Goal:
Read the lines that follow and pick out every one containing the word "black".

Supplied data:
--- Begin ---
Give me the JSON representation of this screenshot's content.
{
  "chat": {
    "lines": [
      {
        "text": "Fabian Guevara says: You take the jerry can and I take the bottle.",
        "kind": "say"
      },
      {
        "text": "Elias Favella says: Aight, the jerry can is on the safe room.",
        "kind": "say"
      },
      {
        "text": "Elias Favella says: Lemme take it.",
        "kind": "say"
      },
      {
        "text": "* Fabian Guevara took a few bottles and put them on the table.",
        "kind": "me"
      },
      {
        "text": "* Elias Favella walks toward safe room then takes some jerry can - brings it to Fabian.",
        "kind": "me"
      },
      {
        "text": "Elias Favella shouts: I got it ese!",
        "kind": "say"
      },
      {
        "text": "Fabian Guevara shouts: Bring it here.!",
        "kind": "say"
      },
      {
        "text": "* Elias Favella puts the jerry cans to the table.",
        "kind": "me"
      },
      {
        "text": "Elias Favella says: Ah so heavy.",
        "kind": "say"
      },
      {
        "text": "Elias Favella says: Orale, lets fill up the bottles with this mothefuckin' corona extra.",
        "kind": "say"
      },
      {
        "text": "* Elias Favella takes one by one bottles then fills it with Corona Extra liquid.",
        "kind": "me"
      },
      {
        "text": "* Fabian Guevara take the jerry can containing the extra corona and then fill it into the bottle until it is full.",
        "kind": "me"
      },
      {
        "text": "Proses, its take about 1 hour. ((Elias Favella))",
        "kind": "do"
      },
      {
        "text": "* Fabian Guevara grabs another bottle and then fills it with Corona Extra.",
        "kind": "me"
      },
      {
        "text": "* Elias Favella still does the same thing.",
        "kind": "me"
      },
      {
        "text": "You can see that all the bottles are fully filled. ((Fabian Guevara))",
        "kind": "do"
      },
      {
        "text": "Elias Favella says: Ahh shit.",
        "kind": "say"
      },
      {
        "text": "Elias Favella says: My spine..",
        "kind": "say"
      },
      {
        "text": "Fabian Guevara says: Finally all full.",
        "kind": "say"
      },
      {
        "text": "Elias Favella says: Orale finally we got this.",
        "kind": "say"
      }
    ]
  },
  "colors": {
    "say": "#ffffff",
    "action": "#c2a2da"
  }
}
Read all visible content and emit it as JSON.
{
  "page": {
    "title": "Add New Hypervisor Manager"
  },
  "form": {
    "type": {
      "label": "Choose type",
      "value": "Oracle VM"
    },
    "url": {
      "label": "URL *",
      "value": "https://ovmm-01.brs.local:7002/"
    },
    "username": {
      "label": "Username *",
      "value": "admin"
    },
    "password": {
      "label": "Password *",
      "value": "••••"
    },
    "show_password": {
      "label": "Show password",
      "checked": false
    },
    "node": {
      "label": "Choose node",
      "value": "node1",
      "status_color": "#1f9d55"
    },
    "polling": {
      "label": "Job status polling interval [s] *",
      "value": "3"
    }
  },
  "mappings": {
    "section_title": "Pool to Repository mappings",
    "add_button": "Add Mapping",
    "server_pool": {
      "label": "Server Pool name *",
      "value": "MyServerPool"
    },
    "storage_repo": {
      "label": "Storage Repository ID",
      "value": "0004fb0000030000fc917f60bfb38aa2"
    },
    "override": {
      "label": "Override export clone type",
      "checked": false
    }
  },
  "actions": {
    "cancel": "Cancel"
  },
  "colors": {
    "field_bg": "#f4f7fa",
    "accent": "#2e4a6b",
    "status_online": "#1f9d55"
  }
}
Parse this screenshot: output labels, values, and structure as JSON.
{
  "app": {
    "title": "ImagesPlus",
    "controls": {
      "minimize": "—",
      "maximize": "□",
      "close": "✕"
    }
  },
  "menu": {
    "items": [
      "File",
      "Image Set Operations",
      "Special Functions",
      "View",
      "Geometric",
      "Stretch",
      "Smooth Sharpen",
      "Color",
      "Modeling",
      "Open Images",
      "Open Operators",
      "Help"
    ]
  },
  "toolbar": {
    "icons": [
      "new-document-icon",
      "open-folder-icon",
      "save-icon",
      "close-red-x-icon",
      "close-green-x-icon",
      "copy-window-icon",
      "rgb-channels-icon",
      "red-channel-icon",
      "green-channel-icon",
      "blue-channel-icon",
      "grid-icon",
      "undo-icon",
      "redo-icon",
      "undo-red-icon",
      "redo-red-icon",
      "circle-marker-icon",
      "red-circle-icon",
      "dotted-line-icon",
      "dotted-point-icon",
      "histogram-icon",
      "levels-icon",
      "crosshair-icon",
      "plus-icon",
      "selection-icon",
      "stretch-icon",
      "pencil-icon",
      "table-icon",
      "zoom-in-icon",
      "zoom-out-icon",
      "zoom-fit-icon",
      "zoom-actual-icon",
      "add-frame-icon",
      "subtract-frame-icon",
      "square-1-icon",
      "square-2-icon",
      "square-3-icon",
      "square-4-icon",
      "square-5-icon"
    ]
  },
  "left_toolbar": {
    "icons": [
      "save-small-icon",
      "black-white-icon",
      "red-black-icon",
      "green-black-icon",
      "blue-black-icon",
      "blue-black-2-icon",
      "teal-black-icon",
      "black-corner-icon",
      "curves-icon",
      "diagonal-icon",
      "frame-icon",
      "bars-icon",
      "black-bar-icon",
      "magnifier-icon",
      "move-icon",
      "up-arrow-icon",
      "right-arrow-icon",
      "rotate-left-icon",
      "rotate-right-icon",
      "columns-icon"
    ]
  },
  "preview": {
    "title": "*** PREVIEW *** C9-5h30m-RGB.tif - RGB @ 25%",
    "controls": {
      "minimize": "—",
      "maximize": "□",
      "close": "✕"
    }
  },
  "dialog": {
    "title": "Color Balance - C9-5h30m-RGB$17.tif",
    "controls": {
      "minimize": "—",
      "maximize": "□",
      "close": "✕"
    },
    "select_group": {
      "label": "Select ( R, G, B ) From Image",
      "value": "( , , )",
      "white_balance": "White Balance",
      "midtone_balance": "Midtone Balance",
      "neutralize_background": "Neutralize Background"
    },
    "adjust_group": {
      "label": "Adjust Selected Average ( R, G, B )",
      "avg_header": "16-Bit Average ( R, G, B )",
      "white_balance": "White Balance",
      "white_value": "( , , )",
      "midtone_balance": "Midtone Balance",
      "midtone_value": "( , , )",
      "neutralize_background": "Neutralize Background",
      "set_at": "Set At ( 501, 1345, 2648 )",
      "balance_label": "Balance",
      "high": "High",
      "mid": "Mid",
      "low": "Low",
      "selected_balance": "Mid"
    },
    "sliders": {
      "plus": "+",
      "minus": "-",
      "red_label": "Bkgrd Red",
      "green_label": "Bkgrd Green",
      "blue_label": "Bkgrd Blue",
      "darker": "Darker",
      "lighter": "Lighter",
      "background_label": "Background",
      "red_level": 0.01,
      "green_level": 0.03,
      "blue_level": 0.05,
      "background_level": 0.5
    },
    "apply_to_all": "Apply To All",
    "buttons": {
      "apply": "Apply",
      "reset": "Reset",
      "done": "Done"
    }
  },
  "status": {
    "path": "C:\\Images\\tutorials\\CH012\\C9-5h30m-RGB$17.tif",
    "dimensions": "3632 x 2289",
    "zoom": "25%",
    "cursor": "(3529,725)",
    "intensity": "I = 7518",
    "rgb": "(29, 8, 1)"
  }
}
--- End ---
Reply:
      "black-white-icon",
      "red-black-icon",
      "green-black-icon",
      "blue-black-icon",
      "blue-black-2-icon",
      "teal-black-icon",
      "black-corner-icon",
      "black-bar-icon",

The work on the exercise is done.